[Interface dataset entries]
>>>

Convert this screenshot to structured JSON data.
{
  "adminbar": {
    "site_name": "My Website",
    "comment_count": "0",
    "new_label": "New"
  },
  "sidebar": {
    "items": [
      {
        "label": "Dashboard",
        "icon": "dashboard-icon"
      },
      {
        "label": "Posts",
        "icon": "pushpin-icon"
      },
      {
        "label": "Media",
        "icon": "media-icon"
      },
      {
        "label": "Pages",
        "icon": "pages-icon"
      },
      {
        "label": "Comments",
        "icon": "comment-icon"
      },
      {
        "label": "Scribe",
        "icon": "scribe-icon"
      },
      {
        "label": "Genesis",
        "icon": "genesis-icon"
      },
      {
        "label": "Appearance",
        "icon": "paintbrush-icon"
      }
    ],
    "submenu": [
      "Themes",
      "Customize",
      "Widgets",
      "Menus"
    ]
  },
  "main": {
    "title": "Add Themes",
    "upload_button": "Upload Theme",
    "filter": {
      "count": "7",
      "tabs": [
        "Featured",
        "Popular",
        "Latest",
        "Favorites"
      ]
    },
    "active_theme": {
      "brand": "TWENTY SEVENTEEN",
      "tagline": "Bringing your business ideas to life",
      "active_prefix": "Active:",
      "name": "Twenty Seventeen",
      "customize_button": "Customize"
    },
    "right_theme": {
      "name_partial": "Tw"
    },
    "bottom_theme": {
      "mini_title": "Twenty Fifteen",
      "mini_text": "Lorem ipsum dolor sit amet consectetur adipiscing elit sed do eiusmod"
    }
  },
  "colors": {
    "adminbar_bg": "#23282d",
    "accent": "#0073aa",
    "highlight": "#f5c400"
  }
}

<<<

*What you need to do:* Please reproduce each entry above exactly as it reads.

*Solved exercise:*
Convert this screenshot to structured JSON data.
{
  "adminbar": {
    "site_name": "My Website",
    "comment_count": "0",
    "new_label": "New"
  },
  "sidebar": {
    "items": [
      {
        "label": "Dashboard",
        "icon": "dashboard-icon"
      },
      {
        "label": "Posts",
        "icon": "pushpin-icon"
      },
      {
        "label": "Media",
        "icon": "media-icon"
      },
      {
        "label": "Pages",
        "icon": "pages-icon"
      },
      {
        "label": "Comments",
        "icon": "comment-icon"
      },
      {
        "label": "Scribe",
        "icon": "scribe-icon"
      },
      {
        "label": "Genesis",
        "icon": "genesis-icon"
      },
      {
        "label": "Appearance",
        "icon": "paintbrush-icon"
      }
    ],
    "submenu": [
      "Themes",
      "Customize",
      "Widgets",
      "Menus"
    ]
  },
  "main": {
    "title": "Add Themes",
    "upload_button": "Upload Theme",
    "filter": {
      "count": "7",
      "tabs": [
        "Featured",
        "Popular",
        "Latest",
        "Favorites"
      ]
    },
    "active_theme": {
      "brand": "TWENTY SEVENTEEN",
      "tagline": "Bringing your business ideas to life",
      "active_prefix": "Active:",
      "name": "Twenty Seventeen",
      "customize_button": "Customize"
    },
    "right_theme": {
      "name_partial": "Tw"
    },
    "bottom_theme": {
      "mini_title": "Twenty Fifteen",
      "mini_text": "Lorem ipsum dolor sit amet consectetur adipiscing elit sed do eiusmod"
    }
  },
  "colors": {
    "adminbar_bg": "#23282d",
    "accent": "#0073aa",
    "highlight": "#f5c400"
  }
}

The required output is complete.